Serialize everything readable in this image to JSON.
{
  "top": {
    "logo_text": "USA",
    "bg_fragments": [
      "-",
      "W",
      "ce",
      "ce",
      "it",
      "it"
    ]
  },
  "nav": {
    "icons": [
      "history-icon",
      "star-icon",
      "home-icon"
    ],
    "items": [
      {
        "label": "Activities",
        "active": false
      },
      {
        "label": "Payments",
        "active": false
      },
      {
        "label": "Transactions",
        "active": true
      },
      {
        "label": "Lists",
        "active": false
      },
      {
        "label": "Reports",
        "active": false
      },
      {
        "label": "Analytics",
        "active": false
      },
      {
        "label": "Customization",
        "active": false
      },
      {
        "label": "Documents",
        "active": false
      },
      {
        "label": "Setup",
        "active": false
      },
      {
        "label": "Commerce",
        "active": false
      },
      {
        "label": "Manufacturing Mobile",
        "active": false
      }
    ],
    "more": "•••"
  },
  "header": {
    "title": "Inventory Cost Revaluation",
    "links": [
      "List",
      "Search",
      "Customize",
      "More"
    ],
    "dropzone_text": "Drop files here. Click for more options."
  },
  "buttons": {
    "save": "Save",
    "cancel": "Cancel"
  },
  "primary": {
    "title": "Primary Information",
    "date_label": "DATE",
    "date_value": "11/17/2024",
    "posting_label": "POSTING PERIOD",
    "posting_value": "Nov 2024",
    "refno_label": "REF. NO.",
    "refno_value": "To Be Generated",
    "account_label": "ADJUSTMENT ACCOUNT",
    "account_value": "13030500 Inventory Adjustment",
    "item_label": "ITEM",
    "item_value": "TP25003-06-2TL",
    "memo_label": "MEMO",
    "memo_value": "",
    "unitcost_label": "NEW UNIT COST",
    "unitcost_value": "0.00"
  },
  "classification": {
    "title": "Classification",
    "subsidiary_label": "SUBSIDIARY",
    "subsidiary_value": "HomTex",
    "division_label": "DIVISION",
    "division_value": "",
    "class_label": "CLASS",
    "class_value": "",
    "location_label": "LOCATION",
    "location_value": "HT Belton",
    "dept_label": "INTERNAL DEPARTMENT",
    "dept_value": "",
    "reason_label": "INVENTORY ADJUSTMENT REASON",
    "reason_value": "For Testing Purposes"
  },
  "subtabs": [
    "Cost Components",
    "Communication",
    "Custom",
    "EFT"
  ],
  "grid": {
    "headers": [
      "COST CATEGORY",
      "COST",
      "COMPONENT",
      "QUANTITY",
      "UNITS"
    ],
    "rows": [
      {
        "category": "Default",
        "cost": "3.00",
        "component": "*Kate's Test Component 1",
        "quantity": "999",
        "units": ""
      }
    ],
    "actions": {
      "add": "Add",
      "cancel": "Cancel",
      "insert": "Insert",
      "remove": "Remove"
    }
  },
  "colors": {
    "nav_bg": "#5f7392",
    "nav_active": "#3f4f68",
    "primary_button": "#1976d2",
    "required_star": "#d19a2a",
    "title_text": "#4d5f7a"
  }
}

══════════

# WHAT YOU SHOULD DO
Your task is to quote the listing above word for word.

# FINAL RESULT
Serialize everything readable in this image to JSON.
{
  "top": {
    "logo_text": "USA",
    "bg_fragments": [
      "-",
      "W",
      "ce",
      "ce",
      "it",
      "it"
    ]
  },
  "nav": {
    "icons": [
      "history-icon",
      "star-icon",
      "home-icon"
    ],
    "items": [
      {
        "label": "Activities",
        "active": false
      },
      {
        "label": "Payments",
        "active": false
      },
      {
        "label": "Transactions",
        "active": true
      },
      {
        "label": "Lists",
        "active": false
      },
      {
        "label": "Reports",
        "active": false
      },
      {
        "label": "Analytics",
        "active": false
      },
      {
        "label": "Customization",
        "active": false
      },
      {
        "label": "Documents",
        "active": false
      },
      {
        "label": "Setup",
        "active": false
      },
      {
        "label": "Commerce",
        "active": false
      },
      {
        "label": "Manufacturing Mobile",
        "active": false
      }
    ],
    "more": "•••"
  },
  "header": {
    "title": "Inventory Cost Revaluation",
    "links": [
      "List",
      "Search",
      "Customize",
      "More"
    ],
    "dropzone_text": "Drop files here. Click for more options."
  },
  "buttons": {
    "save": "Save",
    "cancel": "Cancel"
  },
  "primary": {
    "title": "Primary Information",
    "date_label": "DATE",
    "date_value": "11/17/2024",
    "posting_label": "POSTING PERIOD",
    "posting_value": "Nov 2024",
    "refno_label": "REF. NO.",
    "refno_value": "To Be Generated",
    "account_label": "ADJUSTMENT ACCOUNT",
    "account_value": "13030500 Inventory Adjustment",
    "item_label": "ITEM",
    "item_value": "TP25003-06-2TL",
    "memo_label": "MEMO",
    "memo_value": "",
    "unitcost_label": "NEW UNIT COST",
    "unitcost_value": "0.00"
  },
  "classification": {
    "title": "Classification",
    "subsidiary_label": "SUBSIDIARY",
    "subsidiary_value": "HomTex",
    "division_label": "DIVISION",
    "division_value": "",
    "class_label": "CLASS",
    "class_value": "",
    "location_label": "LOCATION",
    "location_value": "HT Belton",
    "dept_label": "INTERNAL DEPARTMENT",
    "dept_value": "",
    "reason_label": "INVENTORY ADJUSTMENT REASON",
    "reason_value": "For Testing Purposes"
  },
  "subtabs": [
    "Cost Components",
    "Communication",
    "Custom",
    "EFT"
  ],
  "grid": {
    "headers": [
      "COST CATEGORY",
      "COST",
      "COMPONENT",
      "QUANTITY",
      "UNITS"
    ],
    "rows": [
      {
        "category": "Default",
        "cost": "3.00",
        "component": "*Kate's Test Component 1",
        "quantity": "999",
        "units": ""
      }
    ],
    "actions": {
      "add": "Add",
      "cancel": "Cancel",
      "insert": "Insert",
      "remove": "Remove"
    }
  },
  "colors": {
    "nav_bg": "#5f7392",
    "nav_active": "#3f4f68",
    "primary_button": "#1976d2",
    "required_star": "#d19a2a",
    "title_text": "#4d5f7a"
  }
}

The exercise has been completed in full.